## Start Dataset records
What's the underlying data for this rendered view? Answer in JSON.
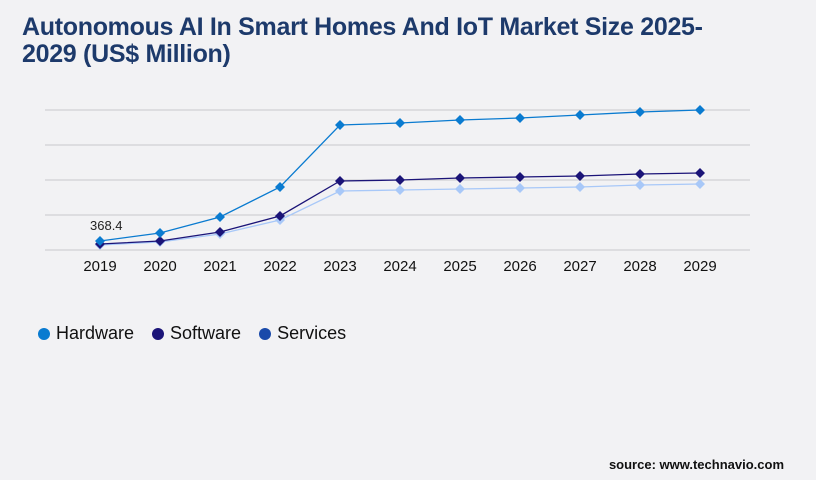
{
  "chart_data": {
    "type": "line",
    "title": "Autonomous AI In Smart Homes And IoT Market Size 2025-2029 (US$ Million)",
    "categories": [
      "2019",
      "2020",
      "2021",
      "2022",
      "2023",
      "2024",
      "2025",
      "2026",
      "2027",
      "2028",
      "2029"
    ],
    "series": [
      {
        "name": "Hardware",
        "color": "#0a7bd0",
        "values": [
          368.4,
          696,
          1351,
          2579,
          5117,
          5199,
          5322,
          5404,
          5527,
          5650,
          5731
        ]
      },
      {
        "name": "Software",
        "color": "#1b1478",
        "values": [
          246,
          368,
          737,
          1392,
          2825,
          2866,
          2947,
          2988,
          3029,
          3111,
          3152
        ]
      },
      {
        "name": "Services",
        "color": "#a8c8f8",
        "legend_color": "#1a4aaa",
        "values": [
          205,
          327,
          655,
          1228,
          2415,
          2456,
          2497,
          2538,
          2579,
          2661,
          2702
        ]
      }
    ],
    "data_labels": [
      {
        "series": "Hardware",
        "category": "2019",
        "text": "368.4"
      }
    ],
    "ylim": [
      0,
      5731
    ],
    "y_ticks_shown": false,
    "grid": true,
    "legend": "bottom-left"
  },
  "source": "source: www.technavio.com"
}
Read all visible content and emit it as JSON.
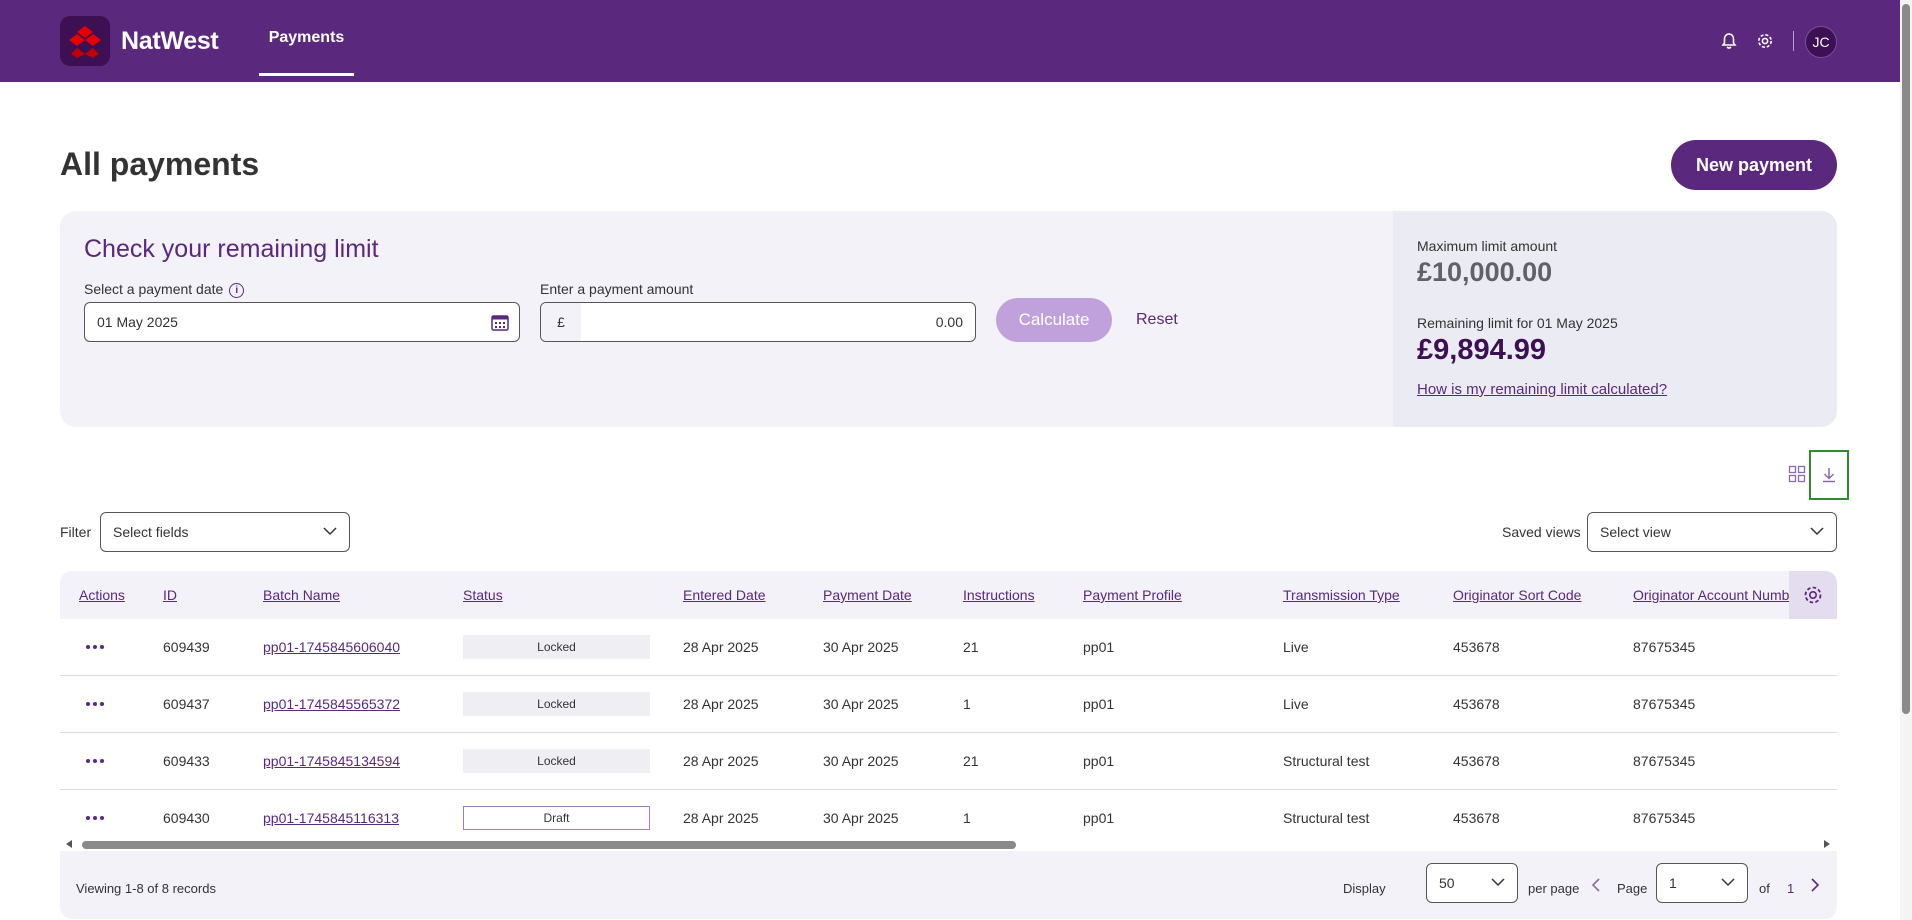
{
  "header": {
    "brand": "NatWest",
    "nav_tab": "Payments",
    "avatar_initials": "JC",
    "icons": [
      "bell-icon",
      "gear-icon"
    ],
    "brand_color": "#5a287d"
  },
  "page": {
    "title": "All payments",
    "new_payment_label": "New payment"
  },
  "limit": {
    "heading": "Check your remaining limit",
    "date_label": "Select a payment date",
    "date_value": "01 May 2025",
    "amount_label": "Enter a payment amount",
    "currency": "£",
    "amount_value": "0.00",
    "calculate_label": "Calculate",
    "reset_label": "Reset",
    "max_label": "Maximum limit amount",
    "max_value": "£10,000.00",
    "remaining_label": "Remaining limit for 01 May 2025",
    "remaining_value": "£9,894.99",
    "help_link": "How is my remaining limit calculated?"
  },
  "toolbar": {
    "filter_label": "Filter",
    "filter_placeholder": "Select fields",
    "saved_views_label": "Saved views",
    "saved_views_placeholder": "Select view"
  },
  "table": {
    "columns": [
      "Actions",
      "ID",
      "Batch Name",
      "Status",
      "Entered Date",
      "Payment Date",
      "Instructions",
      "Payment Profile",
      "Transmission Type",
      "Originator Sort Code",
      "Originator Account Numb"
    ],
    "rows": [
      {
        "id": "609439",
        "batch": "pp01-1745845606040",
        "status": "Locked",
        "entered": "28 Apr 2025",
        "payment": "30 Apr 2025",
        "instructions": "21",
        "profile": "pp01",
        "transmission": "Live",
        "sort_code": "453678",
        "account": "87675345"
      },
      {
        "id": "609437",
        "batch": "pp01-1745845565372",
        "status": "Locked",
        "entered": "28 Apr 2025",
        "payment": "30 Apr 2025",
        "instructions": "1",
        "profile": "pp01",
        "transmission": "Live",
        "sort_code": "453678",
        "account": "87675345"
      },
      {
        "id": "609433",
        "batch": "pp01-1745845134594",
        "status": "Locked",
        "entered": "28 Apr 2025",
        "payment": "30 Apr 2025",
        "instructions": "21",
        "profile": "pp01",
        "transmission": "Structural test",
        "sort_code": "453678",
        "account": "87675345"
      },
      {
        "id": "609430",
        "batch": "pp01-1745845116313",
        "status": "Draft",
        "entered": "28 Apr 2025",
        "payment": "30 Apr 2025",
        "instructions": "1",
        "profile": "pp01",
        "transmission": "Structural test",
        "sort_code": "453678",
        "account": "87675345"
      }
    ]
  },
  "footer": {
    "viewing": "Viewing 1-8 of 8 records",
    "display_label": "Display",
    "per_page_value": "50",
    "per_page_label": "per page",
    "page_label": "Page",
    "page_value": "1",
    "of_label": "of",
    "total_pages": "1"
  }
}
## End Dataset records
- _Exercise_:
Every line of the listing that holds "Originator" is to be counted; give only the resulting number.

- _Completed exercise_:
2